EXERCISE DESCRIPTION →
Your task is to copy every line of the records below that contains "межотопительный".

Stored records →
######
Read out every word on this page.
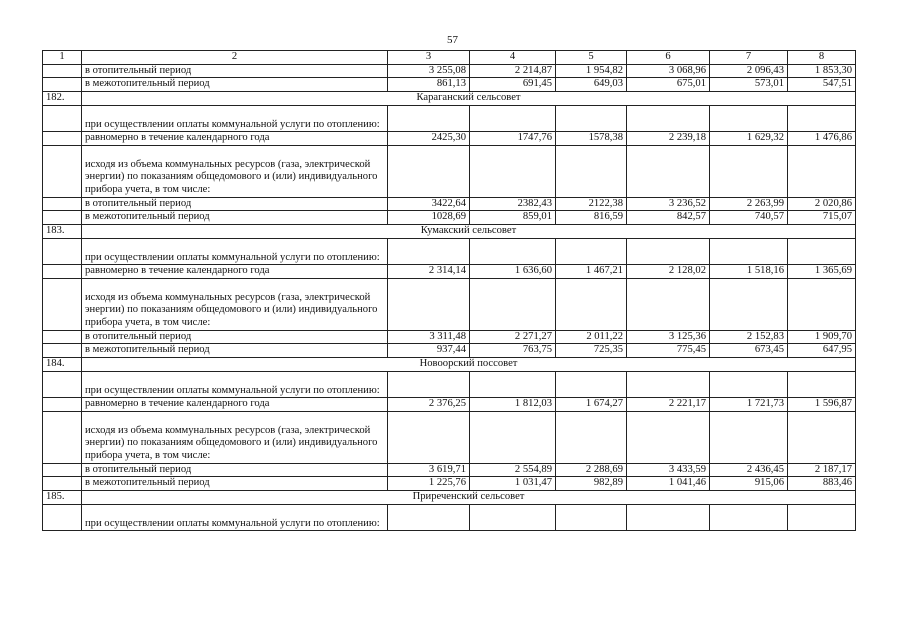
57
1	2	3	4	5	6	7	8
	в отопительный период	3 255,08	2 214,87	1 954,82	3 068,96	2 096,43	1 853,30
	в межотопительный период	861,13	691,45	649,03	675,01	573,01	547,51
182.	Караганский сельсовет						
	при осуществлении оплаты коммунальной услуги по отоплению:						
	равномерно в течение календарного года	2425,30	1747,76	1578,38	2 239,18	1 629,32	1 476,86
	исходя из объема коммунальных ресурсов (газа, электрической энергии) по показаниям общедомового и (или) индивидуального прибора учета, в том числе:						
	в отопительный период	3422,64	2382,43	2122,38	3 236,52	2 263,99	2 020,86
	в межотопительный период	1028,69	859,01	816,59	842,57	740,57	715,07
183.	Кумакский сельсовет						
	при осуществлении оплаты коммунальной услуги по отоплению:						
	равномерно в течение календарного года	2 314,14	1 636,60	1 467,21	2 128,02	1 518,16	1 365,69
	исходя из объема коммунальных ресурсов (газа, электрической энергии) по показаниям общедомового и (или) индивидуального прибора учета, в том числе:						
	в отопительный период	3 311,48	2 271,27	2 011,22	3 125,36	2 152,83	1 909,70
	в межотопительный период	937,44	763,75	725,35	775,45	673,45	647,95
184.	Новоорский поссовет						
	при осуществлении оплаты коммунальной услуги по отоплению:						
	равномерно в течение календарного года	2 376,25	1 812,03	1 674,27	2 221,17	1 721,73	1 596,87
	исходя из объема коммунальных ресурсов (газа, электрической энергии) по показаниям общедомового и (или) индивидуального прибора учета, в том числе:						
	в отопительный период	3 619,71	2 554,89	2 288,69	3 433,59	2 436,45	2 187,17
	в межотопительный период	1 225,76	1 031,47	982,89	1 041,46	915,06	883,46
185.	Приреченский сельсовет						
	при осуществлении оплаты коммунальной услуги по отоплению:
######
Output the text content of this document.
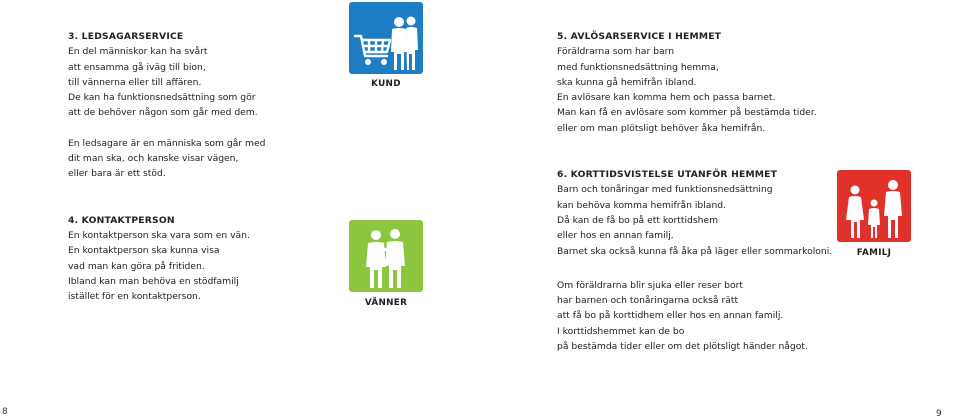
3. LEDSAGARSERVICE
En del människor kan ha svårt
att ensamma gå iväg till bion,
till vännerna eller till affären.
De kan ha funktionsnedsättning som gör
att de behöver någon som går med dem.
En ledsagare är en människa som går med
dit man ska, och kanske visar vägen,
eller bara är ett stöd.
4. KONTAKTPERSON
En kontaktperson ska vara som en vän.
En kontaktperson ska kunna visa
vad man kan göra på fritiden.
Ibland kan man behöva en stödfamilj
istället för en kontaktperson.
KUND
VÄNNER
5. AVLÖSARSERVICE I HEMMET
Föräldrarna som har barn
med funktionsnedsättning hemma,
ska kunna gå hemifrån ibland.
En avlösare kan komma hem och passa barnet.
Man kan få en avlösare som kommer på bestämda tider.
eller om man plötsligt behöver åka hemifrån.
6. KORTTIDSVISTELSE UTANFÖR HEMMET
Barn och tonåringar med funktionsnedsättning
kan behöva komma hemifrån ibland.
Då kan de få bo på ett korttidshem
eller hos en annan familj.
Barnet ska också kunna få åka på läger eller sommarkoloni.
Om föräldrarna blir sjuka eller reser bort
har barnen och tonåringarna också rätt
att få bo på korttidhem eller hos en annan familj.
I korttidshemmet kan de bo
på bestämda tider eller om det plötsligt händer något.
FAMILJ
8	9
######
RESPONSE TO THE EXERCISE →
	в межотопительный период	861,13	691,45	649,03	675,01	573,01	547,51
	в межотопительный период	1028,69	859,01	816,59	842,57	740,57	715,07
	в межотопительный период	937,44	763,75	725,35	775,45	673,45	647,95
	в межотопительный период	1 225,76	1 031,47	982,89	1 041,46	915,06	883,46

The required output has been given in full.